Search the listing for the string "type" and copy every line that contains it.

■ **Figure contents as structured data**:
○ ○ ○ ○ ○ ○ ○

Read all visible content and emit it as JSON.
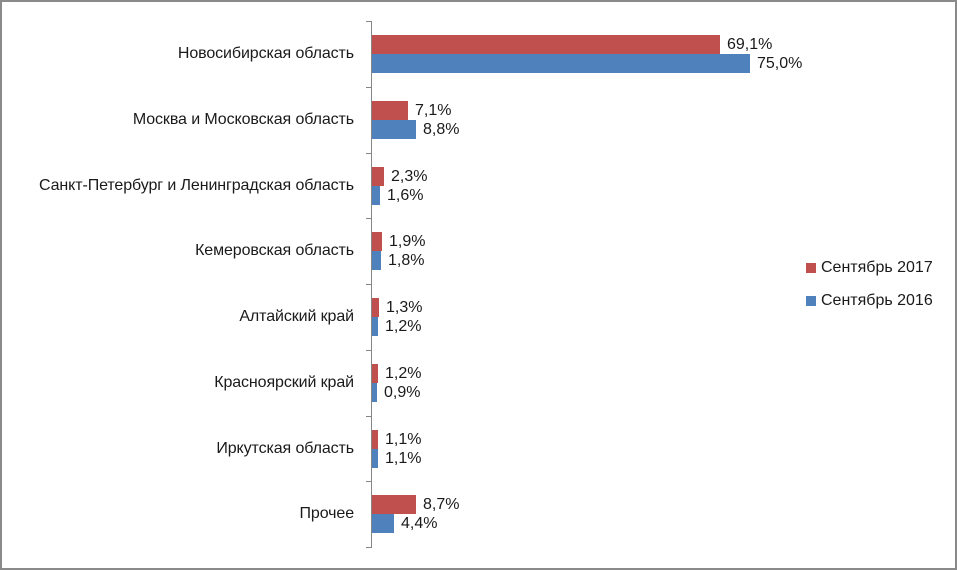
{
  "chart_data": {
    "type": "bar",
    "orientation": "horizontal",
    "title": "",
    "xlabel": "",
    "ylabel": "",
    "categories": [
      "Новосибирская область",
      "Москва и Московская область",
      "Санкт-Петербург и Ленинградская область",
      "Кемеровская область",
      "Алтайский край",
      "Красноярский край",
      "Иркутская область",
      "Прочее"
    ],
    "series": [
      {
        "name": "Сентябрь 2017",
        "color": "#C0504D",
        "values": [
          69.1,
          7.1,
          2.3,
          1.9,
          1.3,
          1.2,
          1.1,
          8.7
        ],
        "labels": [
          "69,1%",
          "7,1%",
          "2,3%",
          "1,9%",
          "1,3%",
          "1,2%",
          "1,1%",
          "8,7%"
        ]
      },
      {
        "name": "Сентябрь 2016",
        "color": "#4F81BD",
        "values": [
          75.0,
          8.8,
          1.6,
          1.8,
          1.2,
          0.9,
          1.1,
          4.4
        ],
        "labels": [
          "75,0%",
          "8,8%",
          "1,6%",
          "1,8%",
          "1,2%",
          "0,9%",
          "1,1%",
          "4,4%"
        ]
      }
    ],
    "value_axis_visible": false,
    "grid": false,
    "legend_position": "right",
    "data_labels": true,
    "unit": "%"
  },
  "legend": {
    "items": [
      {
        "label": "Сентябрь 2017",
        "color": "#C0504D"
      },
      {
        "label": "Сентябрь 2016",
        "color": "#4F81BD"
      }
    ]
  }
}
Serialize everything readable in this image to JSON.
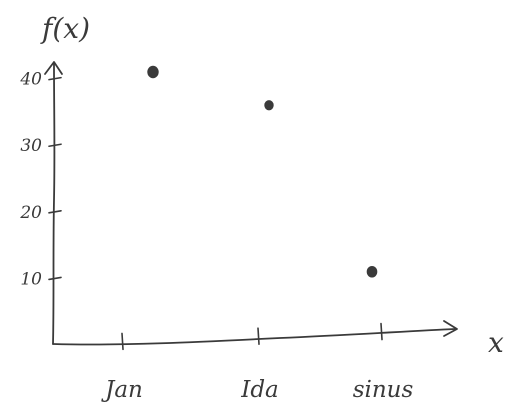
{
  "chart_data": {
    "type": "scatter",
    "xlabel": "x",
    "ylabel": "f(x)",
    "categories": [
      "Jan",
      "Ida",
      "sinus"
    ],
    "values": [
      41,
      36,
      11
    ],
    "yticks": [
      10,
      20,
      30,
      40
    ],
    "ylim": [
      0,
      44
    ],
    "grid": false,
    "legend": "none",
    "style": "hand-drawn pencil sketch",
    "ink_color": "#3a3a3a"
  }
}
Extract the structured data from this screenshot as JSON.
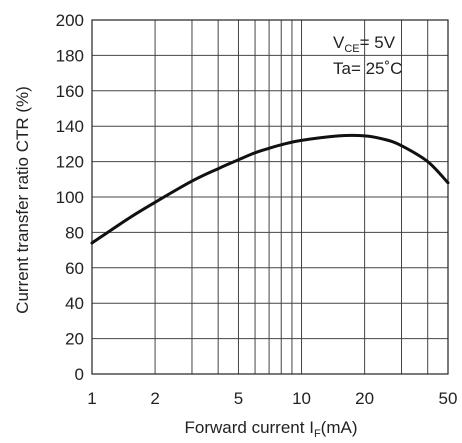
{
  "chart_data": {
    "type": "line",
    "xscale": "log",
    "xlim": [
      1,
      50
    ],
    "ylim": [
      0,
      200
    ],
    "xticks": [
      1,
      2,
      5,
      10,
      20,
      50
    ],
    "xtick_labels": [
      "1",
      "2",
      "5",
      "10",
      "20",
      "50"
    ],
    "x_minor_grid": [
      3,
      4,
      6,
      7,
      8,
      9,
      30,
      40
    ],
    "yticks": [
      0,
      20,
      40,
      60,
      80,
      100,
      120,
      140,
      160,
      180,
      200
    ],
    "ytick_labels": [
      "0",
      "20",
      "40",
      "60",
      "80",
      "100",
      "120",
      "140",
      "160",
      "180",
      "200"
    ],
    "xlabel_main": "Forward current I",
    "xlabel_sub": "F",
    "xlabel_unit": "(mA)",
    "ylabel": "Current transfer ratio CTR (%)",
    "grid": true,
    "annotations": {
      "vce_main": "V",
      "vce_sub": "CE",
      "vce_value": "= 5V",
      "ta": "Ta= 25˚C"
    },
    "series": [
      {
        "x": [
          1,
          1.5,
          2,
          3,
          4,
          5,
          6,
          7,
          8,
          10,
          15,
          20,
          25,
          30,
          40,
          50
        ],
        "y": [
          74,
          88,
          97,
          109,
          116,
          121,
          125,
          127.5,
          129.5,
          132,
          134.5,
          134.5,
          132.5,
          129,
          120,
          108
        ]
      }
    ],
    "line_color": "#111111",
    "grid_color": "#444444"
  }
}
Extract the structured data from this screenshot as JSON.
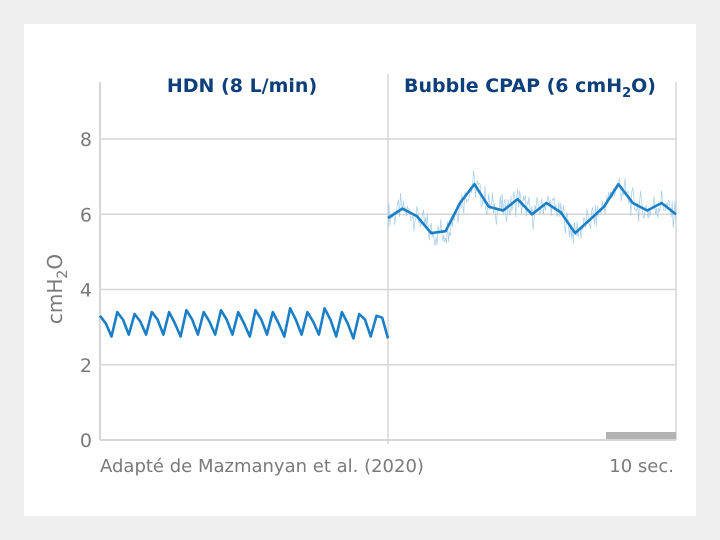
{
  "chart_data": {
    "type": "line",
    "panels": [
      {
        "title": "HDN (8 L/min)",
        "x_range": [
          0,
          10
        ]
      },
      {
        "title_parts": [
          "Bubble CPAP (6 cmH",
          "2",
          "O)"
        ],
        "x_range": [
          10,
          20
        ]
      }
    ],
    "ylabel": {
      "main": "cmH",
      "sub": "2",
      "tail": "O"
    },
    "yticks": [
      0,
      2,
      4,
      6,
      8
    ],
    "ylim": [
      0,
      8.3
    ],
    "grid": true,
    "series": [
      {
        "panel": 0,
        "x": [
          0.0,
          0.2,
          0.4,
          0.6,
          0.8,
          1.0,
          1.2,
          1.4,
          1.6,
          1.8,
          2.0,
          2.2,
          2.4,
          2.6,
          2.8,
          3.0,
          3.2,
          3.4,
          3.6,
          3.8,
          4.0,
          4.2,
          4.4,
          4.6,
          4.8,
          5.0,
          5.2,
          5.4,
          5.6,
          5.8,
          6.0,
          6.2,
          6.4,
          6.6,
          6.8,
          7.0,
          7.2,
          7.4,
          7.6,
          7.8,
          8.0,
          8.2,
          8.4,
          8.6,
          8.8,
          9.0,
          9.2,
          9.4,
          9.6,
          9.8,
          10.0
        ],
        "values": [
          3.3,
          3.1,
          2.75,
          3.4,
          3.2,
          2.8,
          3.35,
          3.15,
          2.8,
          3.4,
          3.2,
          2.8,
          3.4,
          3.1,
          2.75,
          3.45,
          3.2,
          2.8,
          3.4,
          3.15,
          2.8,
          3.45,
          3.2,
          2.8,
          3.4,
          3.1,
          2.75,
          3.45,
          3.2,
          2.8,
          3.4,
          3.1,
          2.75,
          3.5,
          3.2,
          2.8,
          3.4,
          3.15,
          2.8,
          3.5,
          3.2,
          2.75,
          3.4,
          3.1,
          2.7,
          3.35,
          3.2,
          2.75,
          3.3,
          3.25,
          2.7
        ]
      },
      {
        "panel": 1,
        "x": [
          10.0,
          10.5,
          11.0,
          11.5,
          12.0,
          12.5,
          13.0,
          13.5,
          14.0,
          14.5,
          15.0,
          15.5,
          16.0,
          16.5,
          17.0,
          17.5,
          18.0,
          18.5,
          19.0,
          19.5,
          20.0
        ],
        "values": [
          5.9,
          6.15,
          5.95,
          5.5,
          5.55,
          6.3,
          6.8,
          6.2,
          6.1,
          6.4,
          6.0,
          6.3,
          6.05,
          5.5,
          5.85,
          6.2,
          6.8,
          6.3,
          6.1,
          6.3,
          6.0
        ],
        "noise_band": 0.45
      }
    ],
    "reference_line": {
      "y": 6,
      "x_range": [
        10,
        20
      ]
    },
    "annotations": {
      "source": "Adapté de Mazmanyan et al. (2020)",
      "scale_bar": "10 sec."
    }
  },
  "colors": {
    "line": "#1a7fc6",
    "noise": "#8fc0e3",
    "grid": "#d6d6d6",
    "title": "#0d3f7a",
    "text": "#7a7a7a",
    "scale_bar": "#b3b3b3",
    "background": "#efefef"
  }
}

○ ○ ○ ○ ○ ○ ○

■ **Response to this task**:
    "type": "bar",
    "type": "scatter",
    "type": "line",
    "type": "line",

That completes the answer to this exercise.